■ **Given problem**: Reproduce every line in the listing that contains the word "each".

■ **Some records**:

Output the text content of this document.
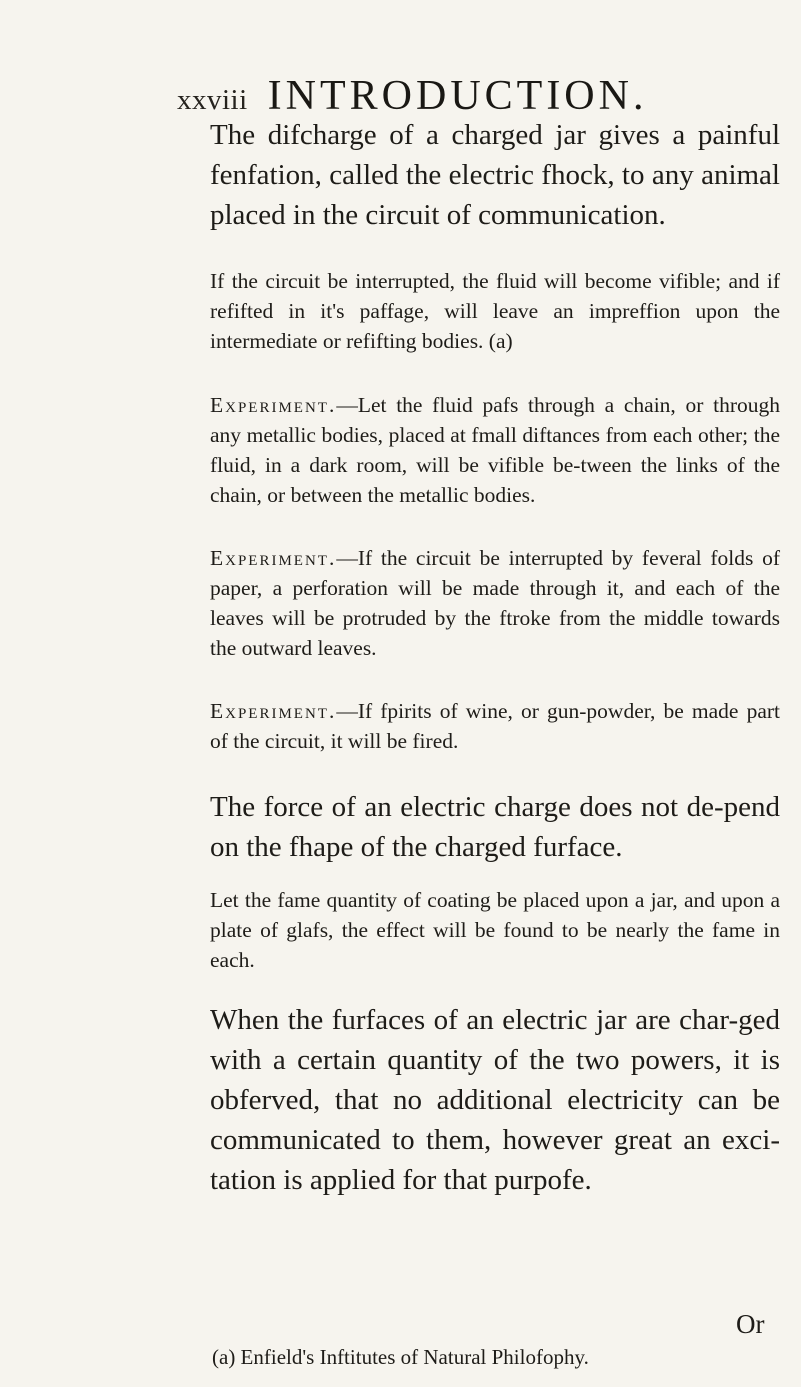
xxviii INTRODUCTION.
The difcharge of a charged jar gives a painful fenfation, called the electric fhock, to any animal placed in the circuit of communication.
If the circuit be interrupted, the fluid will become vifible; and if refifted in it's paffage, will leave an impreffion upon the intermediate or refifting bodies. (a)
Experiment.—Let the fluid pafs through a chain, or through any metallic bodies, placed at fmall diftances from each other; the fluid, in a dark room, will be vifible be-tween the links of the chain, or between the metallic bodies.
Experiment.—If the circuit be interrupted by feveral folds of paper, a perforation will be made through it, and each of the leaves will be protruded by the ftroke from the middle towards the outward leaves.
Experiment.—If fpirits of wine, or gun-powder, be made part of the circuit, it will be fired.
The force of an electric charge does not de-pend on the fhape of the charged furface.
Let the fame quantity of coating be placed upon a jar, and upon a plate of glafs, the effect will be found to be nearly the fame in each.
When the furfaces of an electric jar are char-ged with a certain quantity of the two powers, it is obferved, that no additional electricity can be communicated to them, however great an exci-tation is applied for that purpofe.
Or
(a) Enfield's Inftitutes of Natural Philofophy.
---
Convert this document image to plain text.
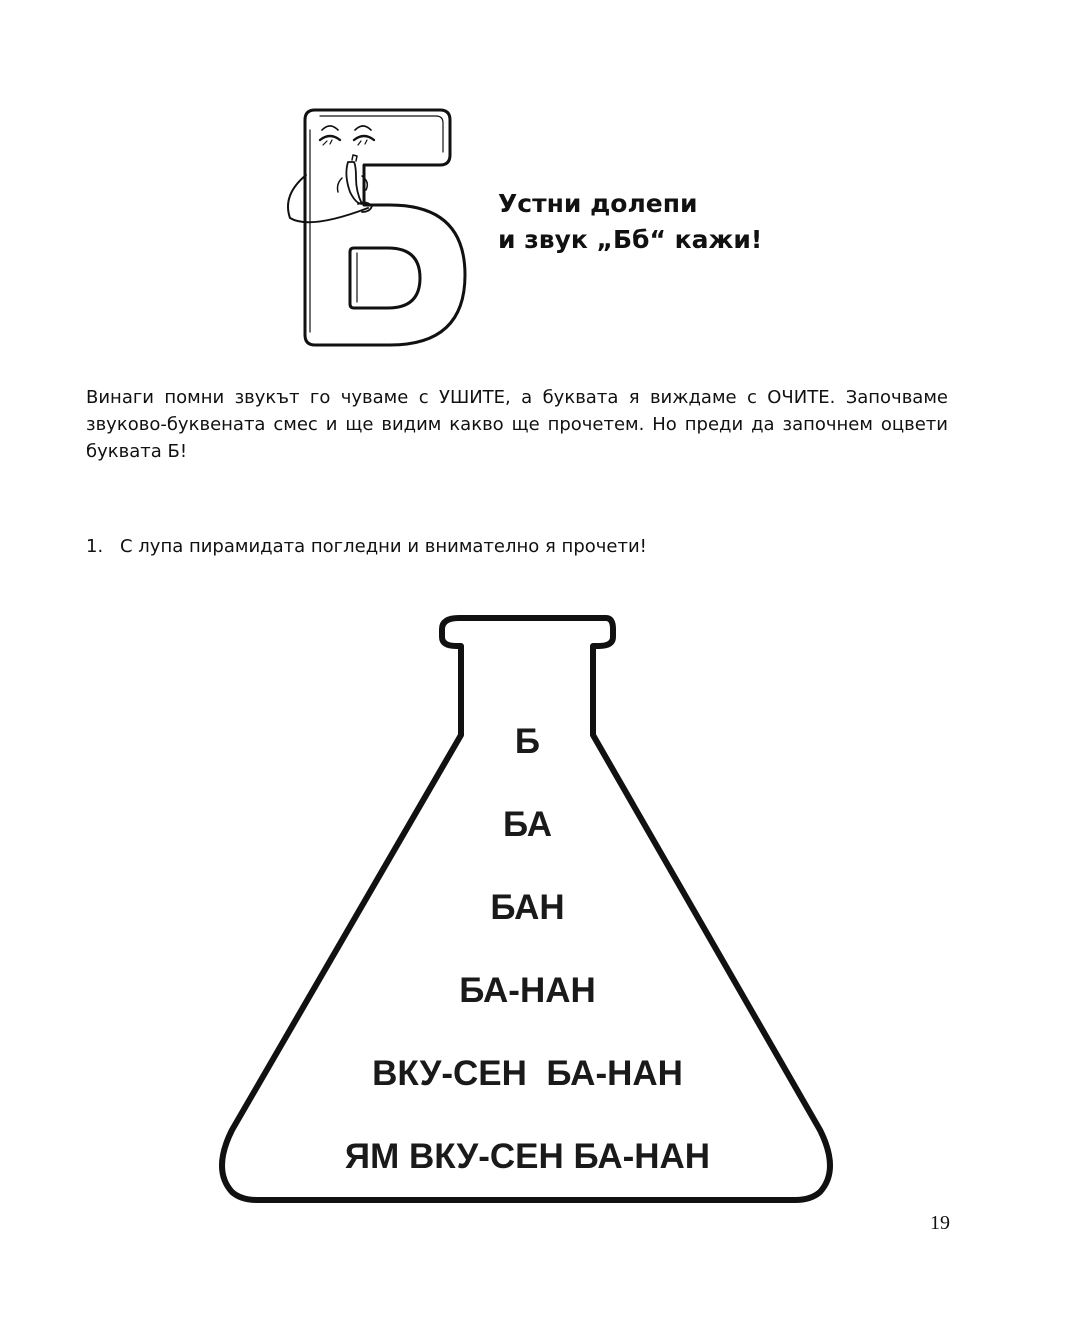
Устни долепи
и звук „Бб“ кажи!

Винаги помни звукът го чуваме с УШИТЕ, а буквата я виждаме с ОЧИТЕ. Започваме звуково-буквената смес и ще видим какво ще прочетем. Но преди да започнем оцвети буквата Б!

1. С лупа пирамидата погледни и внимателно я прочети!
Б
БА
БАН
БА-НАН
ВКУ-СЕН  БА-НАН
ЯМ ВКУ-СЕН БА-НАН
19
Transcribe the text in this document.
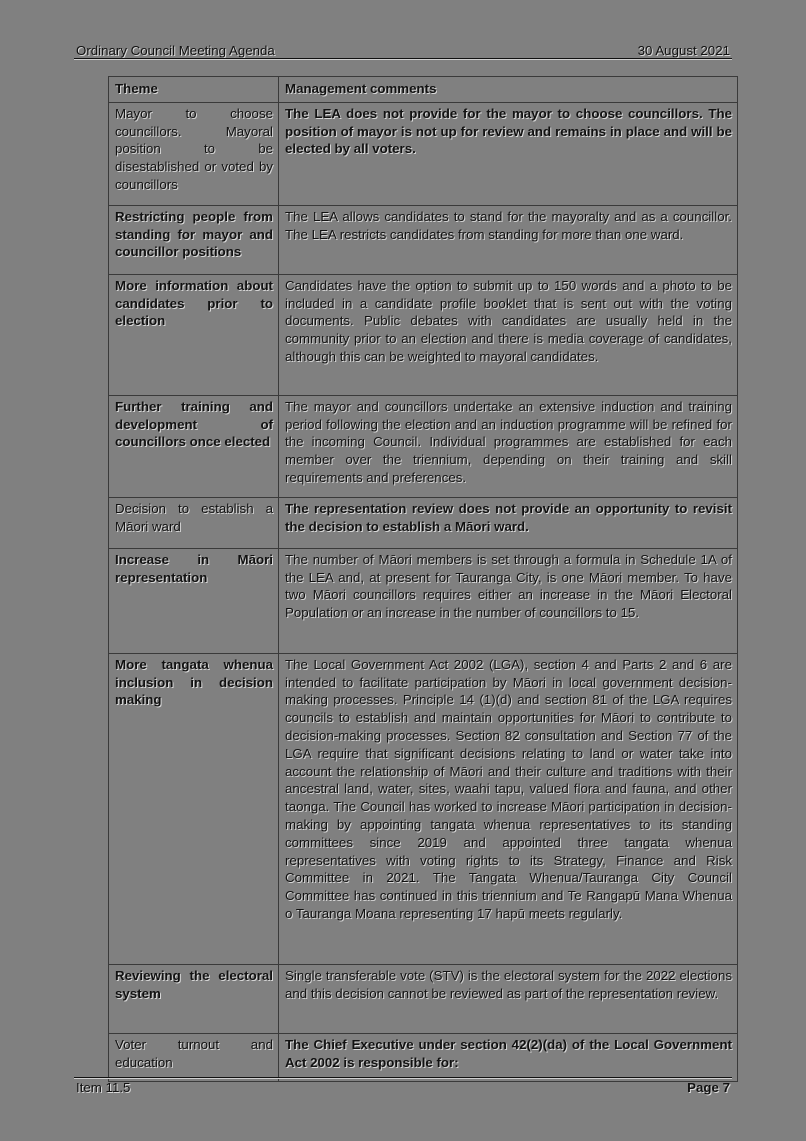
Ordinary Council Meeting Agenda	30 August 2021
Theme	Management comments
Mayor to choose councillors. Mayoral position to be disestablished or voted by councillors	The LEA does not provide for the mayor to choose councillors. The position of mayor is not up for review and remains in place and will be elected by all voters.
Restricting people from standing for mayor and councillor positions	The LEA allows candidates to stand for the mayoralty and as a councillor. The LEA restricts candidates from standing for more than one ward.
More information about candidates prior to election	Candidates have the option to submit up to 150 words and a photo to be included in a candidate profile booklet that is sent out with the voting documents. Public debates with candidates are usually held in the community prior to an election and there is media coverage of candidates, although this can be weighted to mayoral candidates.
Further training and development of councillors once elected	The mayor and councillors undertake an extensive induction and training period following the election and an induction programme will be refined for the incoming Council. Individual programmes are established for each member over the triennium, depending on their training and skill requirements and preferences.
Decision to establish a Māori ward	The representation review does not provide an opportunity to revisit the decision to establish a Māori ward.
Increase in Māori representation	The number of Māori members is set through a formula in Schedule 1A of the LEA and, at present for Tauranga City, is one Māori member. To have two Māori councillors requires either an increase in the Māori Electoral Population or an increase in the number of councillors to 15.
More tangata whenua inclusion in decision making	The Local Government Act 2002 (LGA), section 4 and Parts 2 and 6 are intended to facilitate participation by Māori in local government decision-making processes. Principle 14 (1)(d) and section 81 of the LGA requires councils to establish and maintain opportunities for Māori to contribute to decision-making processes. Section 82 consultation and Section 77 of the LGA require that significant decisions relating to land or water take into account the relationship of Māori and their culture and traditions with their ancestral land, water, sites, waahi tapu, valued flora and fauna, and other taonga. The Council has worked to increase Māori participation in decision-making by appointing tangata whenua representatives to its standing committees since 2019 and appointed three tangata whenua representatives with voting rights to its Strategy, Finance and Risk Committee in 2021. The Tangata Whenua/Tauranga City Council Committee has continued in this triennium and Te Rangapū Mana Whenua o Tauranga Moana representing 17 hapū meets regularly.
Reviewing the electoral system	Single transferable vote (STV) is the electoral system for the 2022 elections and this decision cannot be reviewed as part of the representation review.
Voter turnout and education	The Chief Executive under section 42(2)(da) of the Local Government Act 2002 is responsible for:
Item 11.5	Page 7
--
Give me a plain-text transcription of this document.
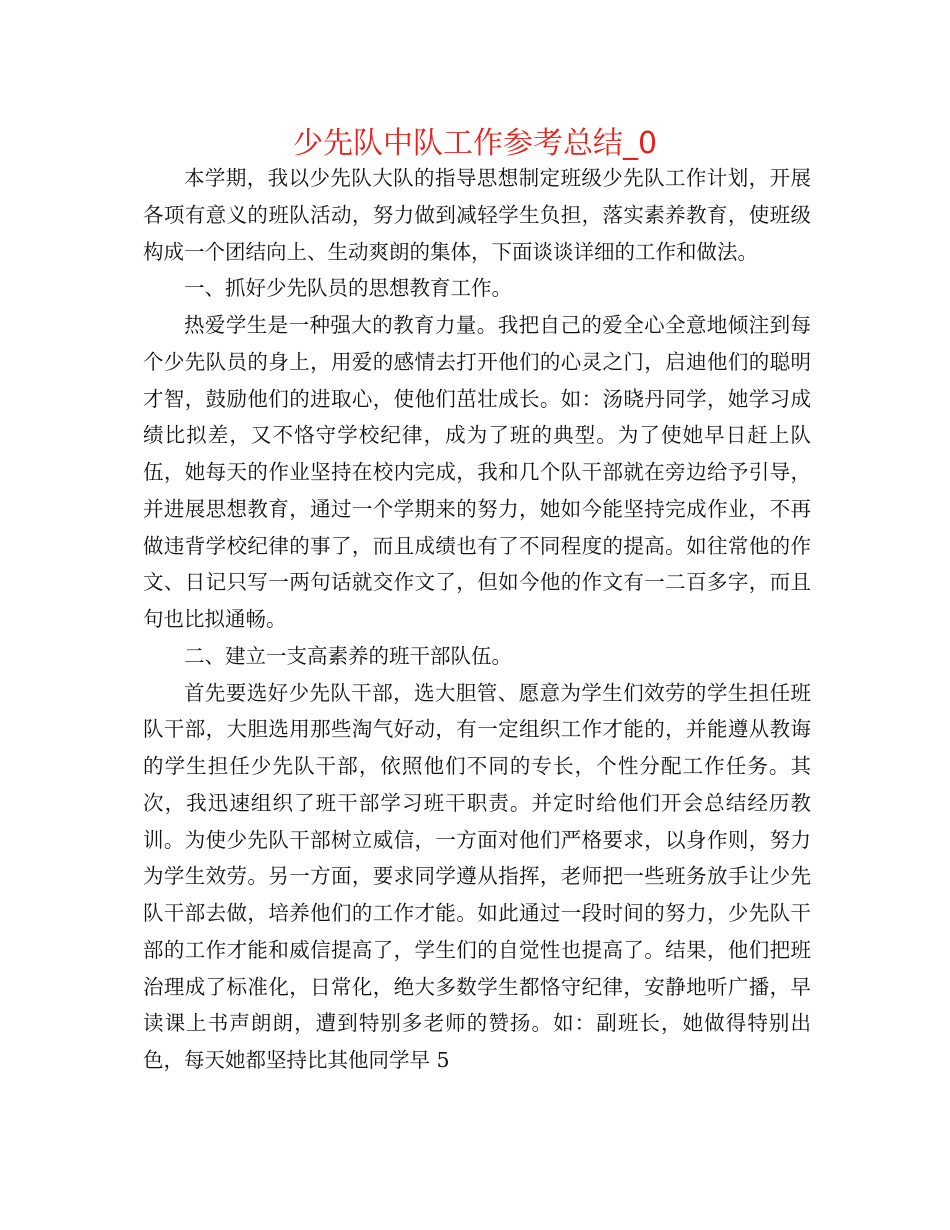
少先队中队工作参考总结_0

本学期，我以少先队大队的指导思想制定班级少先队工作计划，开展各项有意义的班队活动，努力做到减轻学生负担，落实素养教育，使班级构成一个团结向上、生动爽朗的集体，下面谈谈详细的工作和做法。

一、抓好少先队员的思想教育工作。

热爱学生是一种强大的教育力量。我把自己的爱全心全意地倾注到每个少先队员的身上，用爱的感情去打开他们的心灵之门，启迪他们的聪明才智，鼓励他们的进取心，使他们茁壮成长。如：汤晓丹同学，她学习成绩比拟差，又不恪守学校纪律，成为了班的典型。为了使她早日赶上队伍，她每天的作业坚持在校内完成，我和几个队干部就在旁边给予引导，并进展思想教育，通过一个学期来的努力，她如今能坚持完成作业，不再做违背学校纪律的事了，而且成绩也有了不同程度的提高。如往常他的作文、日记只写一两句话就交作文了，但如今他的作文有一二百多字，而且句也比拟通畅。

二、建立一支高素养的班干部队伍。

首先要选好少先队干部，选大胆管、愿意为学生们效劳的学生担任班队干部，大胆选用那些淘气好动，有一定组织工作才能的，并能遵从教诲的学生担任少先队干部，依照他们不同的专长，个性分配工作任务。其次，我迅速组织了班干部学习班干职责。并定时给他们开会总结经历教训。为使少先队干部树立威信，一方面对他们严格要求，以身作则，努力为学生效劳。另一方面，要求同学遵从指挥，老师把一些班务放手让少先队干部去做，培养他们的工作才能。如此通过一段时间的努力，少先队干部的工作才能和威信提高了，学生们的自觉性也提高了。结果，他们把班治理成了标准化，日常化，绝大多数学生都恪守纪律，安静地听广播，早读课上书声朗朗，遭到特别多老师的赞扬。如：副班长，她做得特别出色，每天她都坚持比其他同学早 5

■ **Completed exercise**:
Experiment.—Let the fluid pafs through a chain, or through any metallic bodies, placed at fmall diftances from each other; the fluid, in a dark room, will be vifible be-tween the links of the chain, or between the metallic bodies.
Experiment.—If the circuit be interrupted by feveral folds of paper, a perforation will be made through it, and each of the leaves will be protruded by the ftroke from the middle towards the outward leaves.
Let the fame quantity of coating be placed upon a jar, and upon a plate of glafs, the effect will be found to be nearly the fame in each.
Further training and development of councillors once elected	The mayor and councillors undertake an extensive induction and training period following the election and an induction programme will be refined for the incoming Council. Individual programmes are established for each member over the triennium, depending on their training and skill requirements and preferences.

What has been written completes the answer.